-- Tarea breve a --
Copia sin cambios las líneas de los registros desde la que contiene "181, 462, 187]" hasta la que contiene "x-tick-label: Retrato de", ambas incluidas.

-- Texto dado --
◇ ◇ ◇

Yo no podía creerlo. Había estado riéndome para adentro, capítulo por capítulo, sin voltearme a mirar a ninguno de los otros cuatro espectadores que gemían agitadamente en la humedad de la sala. Pero no pude más. Miré al universitario mocoso, al veterano desdentado y a la pareja que llevaba la misma bufanda de lana alrededor del cuello. Y ellos me miraron a mí. Y fuimos desde ese momento una familia que estaba muerta de la risa porque una teta enorme, como un monstruo de película de horror de serie B, perseguía por una pradera a un tal Victor Shakapopulis, interpretado por Woody Allen. Era increíble. Era impensable. Pero era una maravilla. El señor amarillento, secándose las lágrimas con un pañuelo curtido, me dijo “Woody Allen es genial”. Y yo le hubiera respondido “sí, señor” si no me hubiera susurrado de inmediato: “El fetichismo de los senos, ¿no?”.
Yo aproveché la oscuridad para no sonreír. Alcancé a pensar en por qué mi primera película a escondidas había sido esa brillante comedia mala “sobre un adolescente que desabotonaba las blusas con fuerza mental” llamada Zapped! (1982), en la sensación de logro personal que se experimentaba, en los años ochenta, cuando alguna actriz por fin se destapaba, y en los días en los que el concepto de desnudo artístico daba risita —sí, no me vinieron a la mente ni venus paleolíticas ni majas desnudas—, y quise estar a la altura de esas reflexiones con aliento a cigarrillo con una sentencia semejante a “mire el crucifijo que tiene en las manos: con esta teta gigante queda claro que pensamos que hay que derrotar a las mujeres, que seguimos viendo lo femenino como un demonio al que hay que vencer”, pero en ese momento empezó el siguiente episodio: una parodia del cine de ciencia ficción titulado ¿Qué pasa durante la eyaculación? Y me salvé del ridículo.
Porque puede que sí. Puede que ese pecho monstruoso que va aplastándolo todo sea otra manera de decir que a la hora de la verdad no somos mucho más que el fetichismo aquel, que el miedo a las mujeres y la fascinación por ellas. Pero lo bueno era el chiste, claro, el chiste que no tenía pies ni cabeza, porque el chiste es una buena manera de encogerse de hombros ante el hecho incomprensible de la vida.

◇ ◇ ◇

-- Tarea breve b --
Según el texto dado, ¿cómo se llamaba la primera película que quien narra vio a escondidas?

◇ ◇ ◇

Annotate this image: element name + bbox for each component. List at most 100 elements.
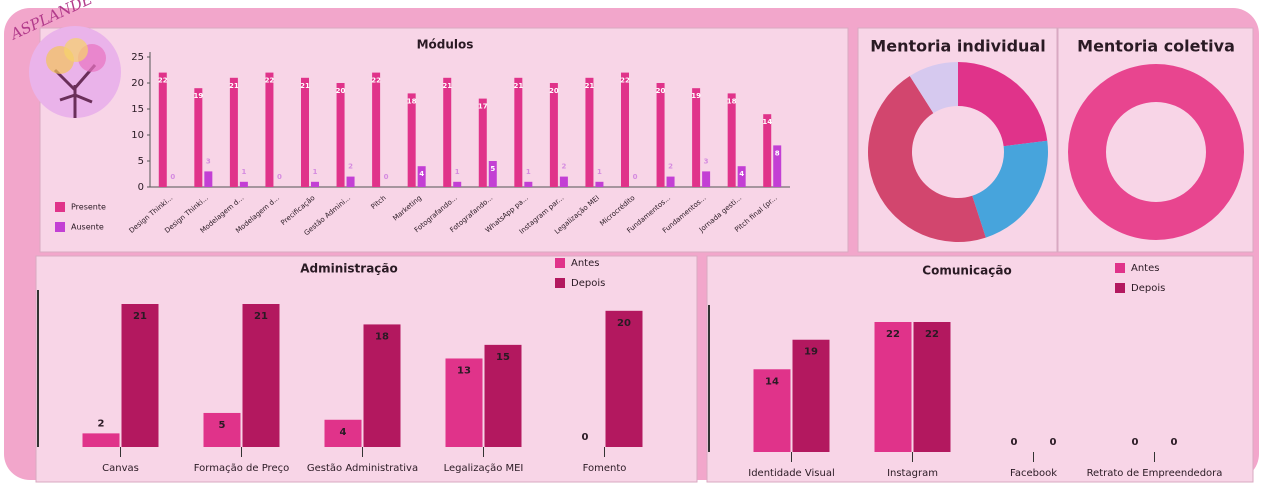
bar	[453, 181, 462, 187]
value-label: 21	[585, 82, 595, 90]
bar	[121, 304, 159, 447]
value-label: 3	[206, 157, 211, 165]
bar	[239, 181, 248, 187]
bar	[478, 98, 487, 187]
value-label: 22	[620, 77, 630, 85]
value-label: 1	[526, 168, 531, 176]
value-label: 2	[561, 163, 566, 171]
value-label: 19	[193, 92, 203, 100]
bar	[445, 358, 483, 447]
legend-swatch	[555, 278, 565, 288]
bar	[621, 72, 629, 187]
value-label: 4	[340, 427, 347, 438]
bar	[595, 181, 604, 187]
value-label: 22	[886, 329, 900, 340]
value-label: 4	[419, 170, 424, 178]
value-label: 21	[133, 311, 147, 322]
legend-label: Antes	[571, 258, 599, 269]
chart-title: Mentoria coletiva	[1077, 37, 1235, 56]
value-label: 20	[656, 87, 666, 95]
bar	[702, 171, 711, 187]
value-label: 8	[775, 149, 780, 157]
value-label: 0	[277, 173, 282, 181]
value-label: 2	[668, 163, 673, 171]
x-tick-label: Fomento	[583, 463, 627, 474]
value-label: 22	[371, 77, 381, 85]
bar	[324, 419, 362, 447]
bar	[242, 304, 280, 447]
bar	[488, 161, 497, 187]
x-tick-label: Instagram	[887, 468, 938, 479]
value-label: 1	[455, 168, 460, 176]
value-label: 20	[617, 318, 631, 329]
value-label: 19	[691, 92, 701, 100]
value-label: 0	[384, 173, 389, 181]
bar	[407, 93, 416, 187]
x-tick-label: Legalização MEI	[444, 463, 524, 474]
x-tick-label: Facebook	[1010, 468, 1057, 479]
value-label: 5	[219, 420, 226, 431]
bar	[311, 181, 319, 187]
value-label: 4	[739, 170, 744, 178]
value-label: 18	[375, 331, 389, 342]
chart-title: Mentoria individual	[870, 37, 1045, 56]
value-label: 0	[1171, 437, 1178, 448]
bar	[265, 72, 274, 187]
y-tick-label: 5	[138, 156, 144, 167]
bar	[158, 72, 167, 187]
legend-swatch	[55, 222, 65, 232]
bar	[204, 171, 213, 187]
value-label: 0	[170, 173, 175, 181]
y-tick-label: 10	[131, 130, 144, 141]
bar	[229, 77, 238, 187]
bar	[549, 83, 558, 187]
y-tick-label: 15	[131, 104, 144, 115]
bar	[82, 433, 120, 447]
value-label: 0	[1132, 437, 1139, 448]
bar	[443, 77, 452, 187]
value-label: 17	[478, 103, 488, 111]
value-label: 0	[633, 173, 638, 181]
legend-label: Depois	[571, 278, 605, 289]
value-label: 0	[582, 432, 589, 443]
bar	[737, 166, 746, 187]
value-label: 14	[762, 118, 772, 126]
bar	[666, 176, 675, 187]
y-tick-label: 20	[131, 78, 144, 89]
bar	[417, 166, 426, 187]
value-label: 18	[407, 97, 417, 105]
legend-label: Presente	[71, 203, 106, 212]
x-tick-label: Retrato de Empreendedora	[1087, 468, 1223, 479]
value-label: 1	[597, 168, 602, 176]
donut-slice	[1068, 64, 1244, 240]
bar	[336, 83, 345, 187]
bar	[346, 176, 355, 187]
bar	[874, 322, 912, 452]
value-label: 21	[442, 82, 452, 90]
logo-tree	[46, 38, 106, 118]
value-label: 20	[336, 87, 346, 95]
bar	[913, 322, 951, 452]
value-label: 21	[300, 82, 310, 90]
bar	[585, 77, 594, 187]
value-label: 2	[348, 163, 353, 171]
value-label: 18	[727, 97, 737, 105]
chart-title: Módulos	[417, 38, 474, 52]
value-label: 21	[229, 82, 239, 90]
legend-swatch	[1115, 263, 1125, 273]
legend-swatch	[1115, 283, 1125, 293]
donut-slice	[909, 62, 958, 114]
value-label: 21	[254, 311, 268, 322]
value-label: 0	[1050, 437, 1057, 448]
value-label: 1	[241, 168, 246, 176]
y-tick-label: 0	[138, 182, 144, 193]
bar	[773, 145, 782, 187]
legend-swatch	[55, 202, 65, 212]
legend-swatch	[555, 258, 565, 268]
value-label: 22	[265, 77, 275, 85]
bar	[484, 344, 522, 447]
legend-label: Depois	[1131, 283, 1165, 294]
value-label: 0	[1011, 437, 1018, 448]
value-label: 20	[549, 87, 559, 95]
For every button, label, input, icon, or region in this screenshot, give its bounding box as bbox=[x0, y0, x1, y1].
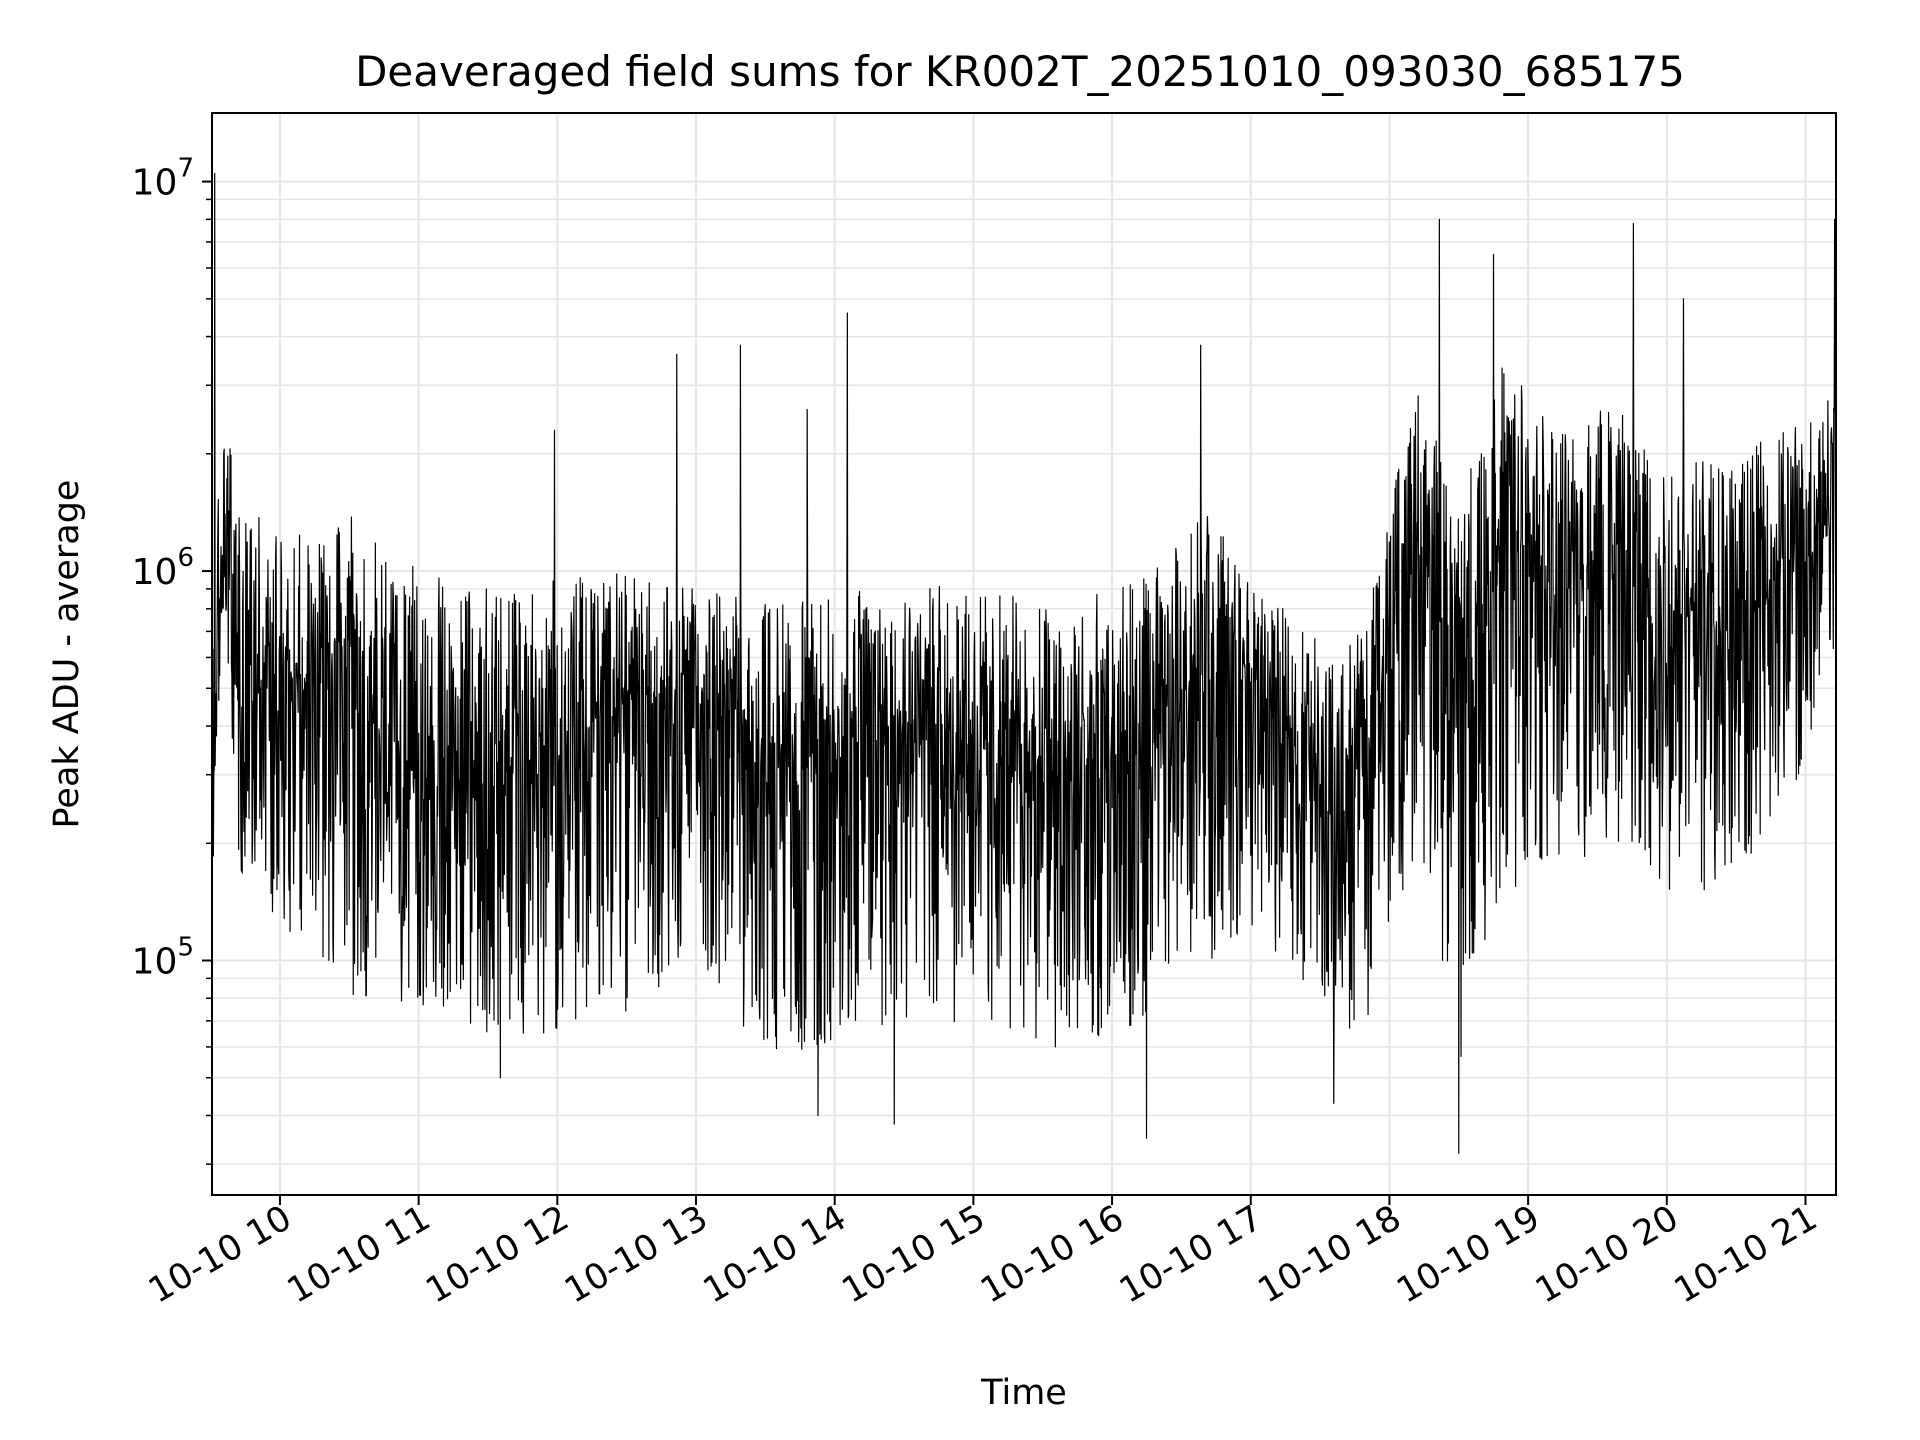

◇ ◇ ◇

-- Respuesta correcta a --
bar	[453, 181, 462, 187]
value-label: 21	[585, 82, 595, 90]
bar	[121, 304, 159, 447]
value-label: 3	[206, 157, 211, 165]
bar	[239, 181, 248, 187]
bar	[478, 98, 487, 187]
value-label: 22	[620, 77, 630, 85]
value-label: 1	[526, 168, 531, 176]
value-label: 2	[561, 163, 566, 171]
value-label: 19	[193, 92, 203, 100]
bar	[445, 358, 483, 447]
legend-swatch	[555, 278, 565, 288]
bar	[621, 72, 629, 187]
value-label: 4	[340, 427, 347, 438]
bar	[595, 181, 604, 187]
value-label: 22	[886, 329, 900, 340]
value-label: 4	[419, 170, 424, 178]
value-label: 21	[133, 311, 147, 322]
legend-label: Antes	[571, 258, 599, 269]
chart-title: Mentoria coletiva	[1077, 37, 1235, 56]
value-label: 20	[656, 87, 666, 95]
bar	[702, 171, 711, 187]
value-label: 8	[775, 149, 780, 157]
value-label: 0	[277, 173, 282, 181]
value-label: 2	[668, 163, 673, 171]
x-tick-label: Fomento	[583, 463, 627, 474]
value-label: 22	[371, 77, 381, 85]
bar	[324, 419, 362, 447]
bar	[242, 304, 280, 447]
bar	[488, 161, 497, 187]
x-tick-label: Instagram	[887, 468, 938, 479]
value-label: 1	[455, 168, 460, 176]
value-label: 20	[617, 318, 631, 329]
value-label: 19	[691, 92, 701, 100]
value-label: 0	[384, 173, 389, 181]
bar	[407, 93, 416, 187]
x-tick-label: Legalização MEI	[444, 463, 524, 474]
x-tick-label: Facebook	[1010, 468, 1057, 479]
value-label: 5	[219, 420, 226, 431]
bar	[311, 181, 319, 187]
value-label: 4	[739, 170, 744, 178]
value-label: 18	[375, 331, 389, 342]
chart-title: Mentoria individual	[870, 37, 1045, 56]
value-label: 0	[1171, 437, 1178, 448]
bar	[265, 72, 274, 187]
y-tick-label: 5	[138, 156, 144, 167]
bar	[158, 72, 167, 187]
legend-swatch	[55, 222, 65, 232]
bar	[204, 171, 213, 187]
value-label: 0	[170, 173, 175, 181]
y-tick-label: 10	[131, 130, 144, 141]
bar	[229, 77, 238, 187]
bar	[549, 83, 558, 187]
y-tick-label: 15	[131, 104, 144, 115]
bar	[82, 433, 120, 447]
value-label: 0	[1132, 437, 1139, 448]
bar	[443, 77, 452, 187]
value-label: 17	[478, 103, 488, 111]
value-label: 0	[633, 173, 638, 181]
legend-label: Depois	[571, 278, 605, 289]
value-label: 0	[582, 432, 589, 443]
bar	[737, 166, 746, 187]
value-label: 14	[762, 118, 772, 126]
bar	[666, 176, 675, 187]
y-tick-label: 20	[131, 78, 144, 89]
bar	[417, 166, 426, 187]
value-label: 18	[407, 97, 417, 105]
legend-label: Presente	[71, 203, 106, 212]
x-tick-label: Retrato de Empreendedora	[1087, 468, 1223, 479]

-- Respuesta correcta b --
Zapped! (1982).